Print all entries word for word.

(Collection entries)
▼
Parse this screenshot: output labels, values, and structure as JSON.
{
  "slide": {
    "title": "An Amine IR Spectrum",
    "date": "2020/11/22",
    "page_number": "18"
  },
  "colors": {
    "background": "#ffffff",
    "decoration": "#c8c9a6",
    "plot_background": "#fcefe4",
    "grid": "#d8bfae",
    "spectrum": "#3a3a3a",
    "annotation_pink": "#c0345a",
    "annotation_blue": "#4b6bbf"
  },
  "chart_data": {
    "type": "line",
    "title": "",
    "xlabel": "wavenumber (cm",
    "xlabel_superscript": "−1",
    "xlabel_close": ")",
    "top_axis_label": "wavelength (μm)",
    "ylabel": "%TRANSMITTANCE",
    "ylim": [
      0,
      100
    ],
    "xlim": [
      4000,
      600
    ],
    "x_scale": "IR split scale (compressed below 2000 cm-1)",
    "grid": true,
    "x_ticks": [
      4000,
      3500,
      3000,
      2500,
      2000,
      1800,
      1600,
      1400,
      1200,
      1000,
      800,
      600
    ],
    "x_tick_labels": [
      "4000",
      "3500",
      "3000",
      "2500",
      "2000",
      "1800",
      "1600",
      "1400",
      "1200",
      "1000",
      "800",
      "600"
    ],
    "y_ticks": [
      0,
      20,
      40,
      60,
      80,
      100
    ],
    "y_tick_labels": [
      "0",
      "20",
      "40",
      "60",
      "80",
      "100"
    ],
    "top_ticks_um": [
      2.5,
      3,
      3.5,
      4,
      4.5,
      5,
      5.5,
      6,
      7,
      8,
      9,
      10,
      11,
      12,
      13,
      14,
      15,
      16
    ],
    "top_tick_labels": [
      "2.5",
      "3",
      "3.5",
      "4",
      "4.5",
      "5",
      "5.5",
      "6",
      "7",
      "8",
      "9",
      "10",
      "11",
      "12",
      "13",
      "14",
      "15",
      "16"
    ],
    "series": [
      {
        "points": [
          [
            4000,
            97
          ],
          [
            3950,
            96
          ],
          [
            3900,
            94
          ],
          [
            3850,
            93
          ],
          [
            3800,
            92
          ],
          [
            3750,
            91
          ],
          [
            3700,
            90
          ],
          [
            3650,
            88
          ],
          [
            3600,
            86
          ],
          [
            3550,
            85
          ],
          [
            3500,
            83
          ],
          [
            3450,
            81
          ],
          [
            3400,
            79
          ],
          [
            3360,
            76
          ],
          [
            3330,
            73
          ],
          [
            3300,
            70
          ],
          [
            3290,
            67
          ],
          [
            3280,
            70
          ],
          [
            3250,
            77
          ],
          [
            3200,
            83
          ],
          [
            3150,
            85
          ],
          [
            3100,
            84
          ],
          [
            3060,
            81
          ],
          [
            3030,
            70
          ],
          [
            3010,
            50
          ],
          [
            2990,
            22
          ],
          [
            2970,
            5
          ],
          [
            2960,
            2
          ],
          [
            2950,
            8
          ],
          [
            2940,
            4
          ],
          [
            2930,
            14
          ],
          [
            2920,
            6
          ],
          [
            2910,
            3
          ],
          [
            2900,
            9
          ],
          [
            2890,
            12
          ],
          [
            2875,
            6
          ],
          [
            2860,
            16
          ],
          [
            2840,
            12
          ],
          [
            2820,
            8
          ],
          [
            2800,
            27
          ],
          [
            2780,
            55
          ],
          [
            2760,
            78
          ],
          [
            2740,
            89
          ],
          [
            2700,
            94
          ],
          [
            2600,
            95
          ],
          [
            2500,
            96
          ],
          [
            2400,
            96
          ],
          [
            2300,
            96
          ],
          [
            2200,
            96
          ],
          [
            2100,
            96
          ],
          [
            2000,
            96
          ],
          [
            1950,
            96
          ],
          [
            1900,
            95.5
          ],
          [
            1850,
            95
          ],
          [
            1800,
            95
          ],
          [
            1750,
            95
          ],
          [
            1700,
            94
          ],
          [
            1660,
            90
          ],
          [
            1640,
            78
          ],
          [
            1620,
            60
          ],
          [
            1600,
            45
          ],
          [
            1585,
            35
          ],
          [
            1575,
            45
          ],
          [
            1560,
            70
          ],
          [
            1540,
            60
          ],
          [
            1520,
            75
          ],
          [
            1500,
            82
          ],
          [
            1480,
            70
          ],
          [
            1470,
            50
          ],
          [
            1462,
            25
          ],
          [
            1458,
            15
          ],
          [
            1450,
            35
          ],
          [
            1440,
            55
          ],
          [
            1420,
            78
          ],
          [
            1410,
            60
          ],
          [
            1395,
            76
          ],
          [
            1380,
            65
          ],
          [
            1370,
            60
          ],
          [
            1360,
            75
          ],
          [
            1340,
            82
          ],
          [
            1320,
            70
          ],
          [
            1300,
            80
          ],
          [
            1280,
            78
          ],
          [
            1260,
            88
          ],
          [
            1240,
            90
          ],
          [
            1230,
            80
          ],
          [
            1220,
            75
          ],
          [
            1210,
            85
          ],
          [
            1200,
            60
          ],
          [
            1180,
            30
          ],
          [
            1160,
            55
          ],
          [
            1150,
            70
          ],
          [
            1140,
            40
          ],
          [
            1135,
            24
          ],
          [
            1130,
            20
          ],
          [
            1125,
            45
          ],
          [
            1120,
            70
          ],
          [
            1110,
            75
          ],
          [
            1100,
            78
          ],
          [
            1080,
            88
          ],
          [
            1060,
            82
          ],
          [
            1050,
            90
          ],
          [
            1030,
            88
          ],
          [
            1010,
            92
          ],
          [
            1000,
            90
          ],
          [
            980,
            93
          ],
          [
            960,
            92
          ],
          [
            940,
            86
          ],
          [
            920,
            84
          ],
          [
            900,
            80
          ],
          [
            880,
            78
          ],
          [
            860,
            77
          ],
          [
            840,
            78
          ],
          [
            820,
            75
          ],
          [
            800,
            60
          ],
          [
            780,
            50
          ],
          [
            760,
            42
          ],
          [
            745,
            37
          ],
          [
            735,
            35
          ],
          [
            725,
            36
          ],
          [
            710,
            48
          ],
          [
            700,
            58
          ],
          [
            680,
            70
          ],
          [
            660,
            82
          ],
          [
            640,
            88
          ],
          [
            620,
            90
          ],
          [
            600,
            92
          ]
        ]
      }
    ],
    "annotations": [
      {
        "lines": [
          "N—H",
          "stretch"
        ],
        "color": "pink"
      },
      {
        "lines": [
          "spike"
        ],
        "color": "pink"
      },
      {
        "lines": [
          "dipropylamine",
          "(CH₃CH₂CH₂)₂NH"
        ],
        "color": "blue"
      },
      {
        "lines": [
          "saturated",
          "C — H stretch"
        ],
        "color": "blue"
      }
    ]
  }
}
▲
Solution to this task:
Parse this screenshot: output labels, values, and structure as JSON.
{
  "slide": {
    "title": "An Amine IR Spectrum",
    "date": "2020/11/22",
    "page_number": "18"
  },
  "colors": {
    "background": "#ffffff",
    "decoration": "#c8c9a6",
    "plot_background": "#fcefe4",
    "grid": "#d8bfae",
    "spectrum": "#3a3a3a",
    "annotation_pink": "#c0345a",
    "annotation_blue": "#4b6bbf"
  },
  "chart_data": {
    "type": "line",
    "title": "",
    "xlabel": "wavenumber (cm",
    "xlabel_superscript": "−1",
    "xlabel_close": ")",
    "top_axis_label": "wavelength (μm)",
    "ylabel": "%TRANSMITTANCE",
    "ylim": [
      0,
      100
    ],
    "xlim": [
      4000,
      600
    ],
    "x_scale": "IR split scale (compressed below 2000 cm-1)",
    "grid": true,
    "x_ticks": [
      4000,
      3500,
      3000,
      2500,
      2000,
      1800,
      1600,
      1400,
      1200,
      1000,
      800,
      600
    ],
    "x_tick_labels": [
      "4000",
      "3500",
      "3000",
      "2500",
      "2000",
      "1800",
      "1600",
      "1400",
      "1200",
      "1000",
      "800",
      "600"
    ],
    "y_ticks": [
      0,
      20,
      40,
      60,
      80,
      100
    ],
    "y_tick_labels": [
      "0",
      "20",
      "40",
      "60",
      "80",
      "100"
    ],
    "top_ticks_um": [
      2.5,
      3,
      3.5,
      4,
      4.5,
      5,
      5.5,
      6,
      7,
      8,
      9,
      10,
      11,
      12,
      13,
      14,
      15,
      16
    ],
    "top_tick_labels": [
      "2.5",
      "3",
      "3.5",
      "4",
      "4.5",
      "5",
      "5.5",
      "6",
      "7",
      "8",
      "9",
      "10",
      "11",
      "12",
      "13",
      "14",
      "15",
      "16"
    ],
    "series": [
      {
        "points": [
          [
            4000,
            97
          ],
          [
            3950,
            96
          ],
          [
            3900,
            94
          ],
          [
            3850,
            93
          ],
          [
            3800,
            92
          ],
          [
            3750,
            91
          ],
          [
            3700,
            90
          ],
          [
            3650,
            88
          ],
          [
            3600,
            86
          ],
          [
            3550,
            85
          ],
          [
            3500,
            83
          ],
          [
            3450,
            81
          ],
          [
            3400,
            79
          ],
          [
            3360,
            76
          ],
          [
            3330,
            73
          ],
          [
            3300,
            70
          ],
          [
            3290,
            67
          ],
          [
            3280,
            70
          ],
          [
            3250,
            77
          ],
          [
            3200,
            83
          ],
          [
            3150,
            85
          ],
          [
            3100,
            84
          ],
          [
            3060,
            81
          ],
          [
            3030,
            70
          ],
          [
            3010,
            50
          ],
          [
            2990,
            22
          ],
          [
            2970,
            5
          ],
          [
            2960,
            2
          ],
          [
            2950,
            8
          ],
          [
            2940,
            4
          ],
          [
            2930,
            14
          ],
          [
            2920,
            6
          ],
          [
            2910,
            3
          ],
          [
            2900,
            9
          ],
          [
            2890,
            12
          ],
          [
            2875,
            6
          ],
          [
            2860,
            16
          ],
          [
            2840,
            12
          ],
          [
            2820,
            8
          ],
          [
            2800,
            27
          ],
          [
            2780,
            55
          ],
          [
            2760,
            78
          ],
          [
            2740,
            89
          ],
          [
            2700,
            94
          ],
          [
            2600,
            95
          ],
          [
            2500,
            96
          ],
          [
            2400,
            96
          ],
          [
            2300,
            96
          ],
          [
            2200,
            96
          ],
          [
            2100,
            96
          ],
          [
            2000,
            96
          ],
          [
            1950,
            96
          ],
          [
            1900,
            95.5
          ],
          [
            1850,
            95
          ],
          [
            1800,
            95
          ],
          [
            1750,
            95
          ],
          [
            1700,
            94
          ],
          [
            1660,
            90
          ],
          [
            1640,
            78
          ],
          [
            1620,
            60
          ],
          [
            1600,
            45
          ],
          [
            1585,
            35
          ],
          [
            1575,
            45
          ],
          [
            1560,
            70
          ],
          [
            1540,
            60
          ],
          [
            1520,
            75
          ],
          [
            1500,
            82
          ],
          [
            1480,
            70
          ],
          [
            1470,
            50
          ],
          [
            1462,
            25
          ],
          [
            1458,
            15
          ],
          [
            1450,
            35
          ],
          [
            1440,
            55
          ],
          [
            1420,
            78
          ],
          [
            1410,
            60
          ],
          [
            1395,
            76
          ],
          [
            1380,
            65
          ],
          [
            1370,
            60
          ],
          [
            1360,
            75
          ],
          [
            1340,
            82
          ],
          [
            1320,
            70
          ],
          [
            1300,
            80
          ],
          [
            1280,
            78
          ],
          [
            1260,
            88
          ],
          [
            1240,
            90
          ],
          [
            1230,
            80
          ],
          [
            1220,
            75
          ],
          [
            1210,
            85
          ],
          [
            1200,
            60
          ],
          [
            1180,
            30
          ],
          [
            1160,
            55
          ],
          [
            1150,
            70
          ],
          [
            1140,
            40
          ],
          [
            1135,
            24
          ],
          [
            1130,
            20
          ],
          [
            1125,
            45
          ],
          [
            1120,
            70
          ],
          [
            1110,
            75
          ],
          [
            1100,
            78
          ],
          [
            1080,
            88
          ],
          [
            1060,
            82
          ],
          [
            1050,
            90
          ],
          [
            1030,
            88
          ],
          [
            1010,
            92
          ],
          [
            1000,
            90
          ],
          [
            980,
            93
          ],
          [
            960,
            92
          ],
          [
            940,
            86
          ],
          [
            920,
            84
          ],
          [
            900,
            80
          ],
          [
            880,
            78
          ],
          [
            860,
            77
          ],
          [
            840,
            78
          ],
          [
            820,
            75
          ],
          [
            800,
            60
          ],
          [
            780,
            50
          ],
          [
            760,
            42
          ],
          [
            745,
            37
          ],
          [
            735,
            35
          ],
          [
            725,
            36
          ],
          [
            710,
            48
          ],
          [
            700,
            58
          ],
          [
            680,
            70
          ],
          [
            660,
            82
          ],
          [
            640,
            88
          ],
          [
            620,
            90
          ],
          [
            600,
            92
          ]
        ]
      }
    ],
    "annotations": [
      {
        "lines": [
          "N—H",
          "stretch"
        ],
        "color": "pink"
      },
      {
        "lines": [
          "spike"
        ],
        "color": "pink"
      },
      {
        "lines": [
          "dipropylamine",
          "(CH₃CH₂CH₂)₂NH"
        ],
        "color": "blue"
      },
      {
        "lines": [
          "saturated",
          "C — H stretch"
        ],
        "color": "blue"
      }
    ]
  }
}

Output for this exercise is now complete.